# [Requirements]
Word for word, copy all the data and drop the pictures.

# [Data for this task]
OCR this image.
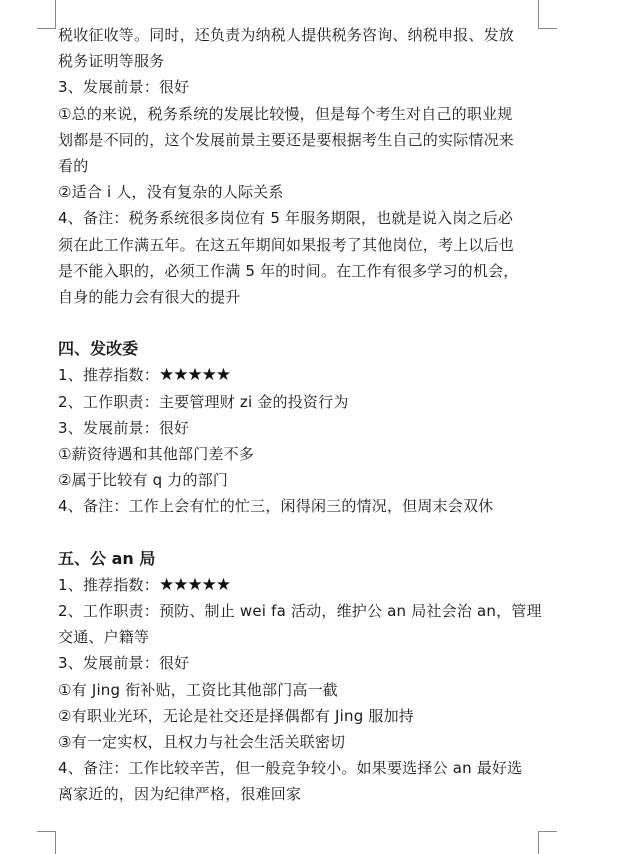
税收征收等。同时，还负责为纳税人提供税务咨询、纳税申报、发放
税务证明等服务
3、发展前景：很好
①总的来说，税务系统的发展比较慢，但是每个考生对自己的职业规
划都是不同的，这个发展前景主要还是要根据考生自己的实际情况来
看的
②适合 i 人，没有复杂的人际关系
4、备注：税务系统很多岗位有 5 年服务期限，也就是说入岗之后必
须在此工作满五年。在这五年期间如果报考了其他岗位，考上以后也
是不能入职的，必须工作满 5 年的时间。在工作有很多学习的机会，
自身的能力会有很大的提升
四、发改委
1、推荐指数：★★★★★
2、工作职责：主要管理财 zi 金的投资行为
3、发展前景：很好
①薪资待遇和其他部门差不多
②属于比较有 q 力的部门
4、备注：工作上会有忙的忙三，闲得闲三的情况，但周末会双休
五、公 an 局
1、推荐指数：★★★★★
2、工作职责：预防、制止 wei fa 活动，维护公 an 局社会治 an，管理
交通、户籍等
3、发展前景：很好
①有 Jing 衔补贴，工资比其他部门高一截
②有职业光环，无论是社交还是择偶都有 Jing 服加持
③有一定实权，且权力与社会生活关联密切
4、备注：工作比较辛苦，但一般竞争较小。如果要选择公 an 最好选
离家近的，因为纪律严格，很难回家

# [Complete response]
OCR this image.
税收征收等。同时，还负责为纳税人提供税务咨询、纳税申报、发放
税务证明等服务
3、发展前景：很好
①总的来说，税务系统的发展比较慢，但是每个考生对自己的职业规
划都是不同的，这个发展前景主要还是要根据考生自己的实际情况来
看的
②适合 i 人，没有复杂的人际关系
4、备注：税务系统很多岗位有 5 年服务期限，也就是说入岗之后必
须在此工作满五年。在这五年期间如果报考了其他岗位，考上以后也
是不能入职的，必须工作满 5 年的时间。在工作有很多学习的机会，
自身的能力会有很大的提升
四、发改委
1、推荐指数：★★★★★
2、工作职责：主要管理财 zi 金的投资行为
3、发展前景：很好
①薪资待遇和其他部门差不多
②属于比较有 q 力的部门
4、备注：工作上会有忙的忙三，闲得闲三的情况，但周末会双休
五、公 an 局
1、推荐指数：★★★★★
2、工作职责：预防、制止 wei fa 活动，维护公 an 局社会治 an，管理
交通、户籍等
3、发展前景：很好
①有 Jing 衔补贴，工资比其他部门高一截
②有职业光环，无论是社交还是择偶都有 Jing 服加持
③有一定实权，且权力与社会生活关联密切
4、备注：工作比较辛苦，但一般竞争较小。如果要选择公 an 最好选
离家近的，因为纪律严格，很难回家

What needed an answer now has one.